§ MATERIAL FOR THIS TASK:
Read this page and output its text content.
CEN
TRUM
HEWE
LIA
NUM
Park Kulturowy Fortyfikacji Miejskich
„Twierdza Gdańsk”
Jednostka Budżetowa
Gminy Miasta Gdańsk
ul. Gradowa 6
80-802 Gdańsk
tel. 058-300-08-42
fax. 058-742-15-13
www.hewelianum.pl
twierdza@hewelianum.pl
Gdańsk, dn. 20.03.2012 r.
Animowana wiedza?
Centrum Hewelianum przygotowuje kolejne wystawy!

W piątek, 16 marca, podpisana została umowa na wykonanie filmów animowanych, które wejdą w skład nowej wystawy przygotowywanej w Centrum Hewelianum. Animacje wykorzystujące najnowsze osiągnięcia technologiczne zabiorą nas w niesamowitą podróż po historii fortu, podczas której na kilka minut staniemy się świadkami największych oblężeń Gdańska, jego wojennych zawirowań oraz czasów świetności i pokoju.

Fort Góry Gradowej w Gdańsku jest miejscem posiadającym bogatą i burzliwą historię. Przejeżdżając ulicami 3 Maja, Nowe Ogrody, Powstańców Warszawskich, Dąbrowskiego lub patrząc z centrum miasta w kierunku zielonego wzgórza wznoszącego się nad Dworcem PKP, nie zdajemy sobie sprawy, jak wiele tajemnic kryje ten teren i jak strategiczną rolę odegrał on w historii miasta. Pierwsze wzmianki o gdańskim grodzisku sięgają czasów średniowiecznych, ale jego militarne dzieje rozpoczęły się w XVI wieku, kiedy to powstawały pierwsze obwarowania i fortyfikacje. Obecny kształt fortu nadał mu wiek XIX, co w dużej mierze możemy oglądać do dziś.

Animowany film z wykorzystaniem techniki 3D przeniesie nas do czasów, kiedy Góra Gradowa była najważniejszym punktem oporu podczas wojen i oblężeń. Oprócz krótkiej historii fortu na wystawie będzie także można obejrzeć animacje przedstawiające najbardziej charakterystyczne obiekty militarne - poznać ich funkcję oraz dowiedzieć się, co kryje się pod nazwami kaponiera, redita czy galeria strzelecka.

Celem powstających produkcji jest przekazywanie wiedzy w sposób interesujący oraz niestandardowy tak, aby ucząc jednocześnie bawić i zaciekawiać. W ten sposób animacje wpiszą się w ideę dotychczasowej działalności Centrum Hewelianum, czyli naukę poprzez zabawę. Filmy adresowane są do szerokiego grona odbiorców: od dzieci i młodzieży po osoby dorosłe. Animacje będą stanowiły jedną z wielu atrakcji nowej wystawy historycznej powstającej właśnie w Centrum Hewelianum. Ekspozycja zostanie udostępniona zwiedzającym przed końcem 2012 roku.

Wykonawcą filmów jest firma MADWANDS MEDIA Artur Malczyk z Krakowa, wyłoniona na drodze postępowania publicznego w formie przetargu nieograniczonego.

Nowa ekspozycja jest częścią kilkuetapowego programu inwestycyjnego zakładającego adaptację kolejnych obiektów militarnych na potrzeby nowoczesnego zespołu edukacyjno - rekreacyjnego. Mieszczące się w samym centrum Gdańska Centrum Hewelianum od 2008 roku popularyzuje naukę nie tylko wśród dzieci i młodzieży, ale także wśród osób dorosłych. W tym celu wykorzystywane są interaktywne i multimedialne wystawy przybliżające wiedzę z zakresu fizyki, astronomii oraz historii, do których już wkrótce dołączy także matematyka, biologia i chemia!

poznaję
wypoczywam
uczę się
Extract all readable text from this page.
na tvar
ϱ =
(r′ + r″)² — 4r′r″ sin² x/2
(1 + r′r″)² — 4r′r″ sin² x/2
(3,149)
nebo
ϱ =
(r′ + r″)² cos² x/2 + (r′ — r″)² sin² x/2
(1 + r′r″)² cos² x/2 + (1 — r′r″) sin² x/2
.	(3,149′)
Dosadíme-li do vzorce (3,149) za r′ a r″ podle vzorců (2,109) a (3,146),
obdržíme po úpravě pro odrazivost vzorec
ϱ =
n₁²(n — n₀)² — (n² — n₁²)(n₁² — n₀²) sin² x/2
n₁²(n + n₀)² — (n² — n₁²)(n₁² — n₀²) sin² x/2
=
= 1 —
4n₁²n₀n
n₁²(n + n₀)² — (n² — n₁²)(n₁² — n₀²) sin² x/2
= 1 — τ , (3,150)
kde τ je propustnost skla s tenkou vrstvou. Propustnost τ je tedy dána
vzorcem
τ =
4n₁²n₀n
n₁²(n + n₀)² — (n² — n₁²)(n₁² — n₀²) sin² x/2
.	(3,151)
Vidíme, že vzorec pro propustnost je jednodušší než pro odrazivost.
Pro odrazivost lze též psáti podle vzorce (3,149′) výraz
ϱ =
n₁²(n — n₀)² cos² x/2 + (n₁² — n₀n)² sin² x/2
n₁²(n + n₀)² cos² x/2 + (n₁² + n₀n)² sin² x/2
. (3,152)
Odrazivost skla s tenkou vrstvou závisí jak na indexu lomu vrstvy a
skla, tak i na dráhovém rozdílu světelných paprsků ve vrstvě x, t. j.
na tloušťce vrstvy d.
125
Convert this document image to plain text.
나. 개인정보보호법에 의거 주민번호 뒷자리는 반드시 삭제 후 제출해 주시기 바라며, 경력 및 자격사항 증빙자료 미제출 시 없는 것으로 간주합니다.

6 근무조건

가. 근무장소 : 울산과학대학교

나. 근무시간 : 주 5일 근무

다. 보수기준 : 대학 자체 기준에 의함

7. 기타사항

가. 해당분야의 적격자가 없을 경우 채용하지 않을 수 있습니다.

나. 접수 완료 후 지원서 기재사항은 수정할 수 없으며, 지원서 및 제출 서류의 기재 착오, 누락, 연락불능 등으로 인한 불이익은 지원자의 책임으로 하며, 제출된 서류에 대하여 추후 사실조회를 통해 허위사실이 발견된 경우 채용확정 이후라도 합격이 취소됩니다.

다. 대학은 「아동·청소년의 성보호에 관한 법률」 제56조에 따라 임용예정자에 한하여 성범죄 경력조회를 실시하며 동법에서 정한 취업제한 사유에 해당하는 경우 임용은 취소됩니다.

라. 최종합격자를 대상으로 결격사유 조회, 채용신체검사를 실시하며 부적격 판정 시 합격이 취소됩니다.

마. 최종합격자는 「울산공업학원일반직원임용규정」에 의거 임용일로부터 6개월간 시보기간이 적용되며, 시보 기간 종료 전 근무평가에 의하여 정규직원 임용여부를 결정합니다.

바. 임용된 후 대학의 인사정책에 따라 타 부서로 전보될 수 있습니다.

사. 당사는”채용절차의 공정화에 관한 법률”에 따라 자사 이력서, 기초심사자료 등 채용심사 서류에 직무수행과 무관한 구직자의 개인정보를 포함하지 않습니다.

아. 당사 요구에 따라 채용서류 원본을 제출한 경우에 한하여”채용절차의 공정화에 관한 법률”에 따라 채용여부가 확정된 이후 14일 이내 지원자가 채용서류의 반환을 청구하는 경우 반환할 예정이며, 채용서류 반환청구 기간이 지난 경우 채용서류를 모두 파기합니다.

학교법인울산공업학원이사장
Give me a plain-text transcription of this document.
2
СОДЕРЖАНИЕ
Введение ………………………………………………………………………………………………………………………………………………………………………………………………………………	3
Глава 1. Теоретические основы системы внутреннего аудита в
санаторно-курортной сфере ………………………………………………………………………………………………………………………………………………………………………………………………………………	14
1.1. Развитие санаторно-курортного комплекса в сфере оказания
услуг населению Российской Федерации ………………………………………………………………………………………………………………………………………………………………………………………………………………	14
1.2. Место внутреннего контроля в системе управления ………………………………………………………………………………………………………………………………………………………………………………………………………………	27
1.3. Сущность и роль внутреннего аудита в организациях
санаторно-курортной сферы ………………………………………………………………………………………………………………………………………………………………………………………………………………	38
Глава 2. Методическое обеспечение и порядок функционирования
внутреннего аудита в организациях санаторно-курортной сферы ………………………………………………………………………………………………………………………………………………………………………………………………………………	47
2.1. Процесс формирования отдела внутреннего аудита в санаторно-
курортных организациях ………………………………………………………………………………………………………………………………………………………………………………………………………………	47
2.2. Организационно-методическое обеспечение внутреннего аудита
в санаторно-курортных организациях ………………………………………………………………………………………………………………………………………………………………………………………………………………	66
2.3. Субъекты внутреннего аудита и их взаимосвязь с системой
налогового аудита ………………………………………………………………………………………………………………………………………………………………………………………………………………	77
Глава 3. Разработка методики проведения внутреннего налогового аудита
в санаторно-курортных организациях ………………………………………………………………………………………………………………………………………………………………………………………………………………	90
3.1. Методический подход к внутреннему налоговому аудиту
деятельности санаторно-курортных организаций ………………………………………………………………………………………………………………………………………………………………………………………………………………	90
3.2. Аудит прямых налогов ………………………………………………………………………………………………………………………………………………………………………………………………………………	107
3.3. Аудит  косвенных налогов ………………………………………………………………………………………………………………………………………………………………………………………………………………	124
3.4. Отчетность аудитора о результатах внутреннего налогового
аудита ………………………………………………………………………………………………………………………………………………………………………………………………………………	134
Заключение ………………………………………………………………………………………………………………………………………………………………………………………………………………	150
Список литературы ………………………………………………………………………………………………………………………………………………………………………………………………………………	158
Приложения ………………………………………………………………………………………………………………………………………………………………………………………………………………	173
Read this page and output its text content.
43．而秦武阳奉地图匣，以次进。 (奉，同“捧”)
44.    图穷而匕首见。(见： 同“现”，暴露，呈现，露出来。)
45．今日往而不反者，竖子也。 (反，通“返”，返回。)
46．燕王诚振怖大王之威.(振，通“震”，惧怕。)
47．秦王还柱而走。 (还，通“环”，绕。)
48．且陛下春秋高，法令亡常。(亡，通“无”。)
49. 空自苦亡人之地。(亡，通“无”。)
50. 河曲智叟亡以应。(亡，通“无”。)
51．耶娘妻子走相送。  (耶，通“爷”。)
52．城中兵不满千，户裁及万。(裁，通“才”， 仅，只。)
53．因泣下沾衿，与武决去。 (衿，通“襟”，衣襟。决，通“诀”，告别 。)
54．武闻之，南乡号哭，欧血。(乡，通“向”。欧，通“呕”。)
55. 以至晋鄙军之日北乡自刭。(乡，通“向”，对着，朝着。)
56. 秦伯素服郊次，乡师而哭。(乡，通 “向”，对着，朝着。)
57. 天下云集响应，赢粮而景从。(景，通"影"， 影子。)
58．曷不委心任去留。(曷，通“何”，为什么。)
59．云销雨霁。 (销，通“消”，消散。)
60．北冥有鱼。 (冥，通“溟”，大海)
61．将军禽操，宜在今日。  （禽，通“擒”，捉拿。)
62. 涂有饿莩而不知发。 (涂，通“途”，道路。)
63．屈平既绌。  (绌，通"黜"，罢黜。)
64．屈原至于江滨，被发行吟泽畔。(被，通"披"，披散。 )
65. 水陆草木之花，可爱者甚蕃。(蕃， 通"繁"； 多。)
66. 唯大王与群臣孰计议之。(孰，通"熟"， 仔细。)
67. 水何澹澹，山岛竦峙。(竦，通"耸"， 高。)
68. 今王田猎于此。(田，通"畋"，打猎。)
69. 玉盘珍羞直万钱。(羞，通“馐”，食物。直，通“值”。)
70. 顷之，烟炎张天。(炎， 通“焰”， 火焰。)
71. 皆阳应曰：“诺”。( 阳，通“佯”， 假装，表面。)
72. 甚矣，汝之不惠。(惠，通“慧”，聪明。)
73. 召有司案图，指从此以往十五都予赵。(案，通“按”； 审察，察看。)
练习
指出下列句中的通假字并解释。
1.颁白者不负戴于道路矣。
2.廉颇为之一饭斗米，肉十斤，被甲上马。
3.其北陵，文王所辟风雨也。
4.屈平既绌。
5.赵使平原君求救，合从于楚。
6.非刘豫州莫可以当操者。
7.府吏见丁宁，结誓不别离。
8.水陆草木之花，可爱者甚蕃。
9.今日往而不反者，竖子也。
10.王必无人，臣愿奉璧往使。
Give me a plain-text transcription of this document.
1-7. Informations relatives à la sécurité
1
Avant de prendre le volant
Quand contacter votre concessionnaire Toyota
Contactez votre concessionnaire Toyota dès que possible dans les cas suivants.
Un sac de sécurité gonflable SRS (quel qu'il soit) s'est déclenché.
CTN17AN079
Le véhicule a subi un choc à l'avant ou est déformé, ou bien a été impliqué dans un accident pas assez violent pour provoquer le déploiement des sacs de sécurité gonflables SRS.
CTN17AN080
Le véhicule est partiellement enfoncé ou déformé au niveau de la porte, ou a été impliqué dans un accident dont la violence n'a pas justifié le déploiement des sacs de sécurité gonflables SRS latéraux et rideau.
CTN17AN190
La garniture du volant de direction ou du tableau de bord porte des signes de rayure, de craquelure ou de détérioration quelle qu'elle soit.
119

§ YOUR INSTRUCTIONS: Above are the records. Copy every line in them holding "sécurité".

§ EXPECTED ANSWER:
1-7. Informations relatives à la sécurité
Un sac de sécurité gonflable SRS (quel qu'il soit) s'est déclenché.
Le véhicule a subi un choc à l'avant ou est déformé, ou bien a été impliqué dans un accident pas assez violent pour provoquer le déploiement des sacs de sécurité gonflables SRS.
Le véhicule est partiellement enfoncé ou déformé au niveau de la porte, ou a été impliqué dans un accident dont la violence n'a pas justifié le déploiement des sacs de sécurité gonflables SRS latéraux et rideau.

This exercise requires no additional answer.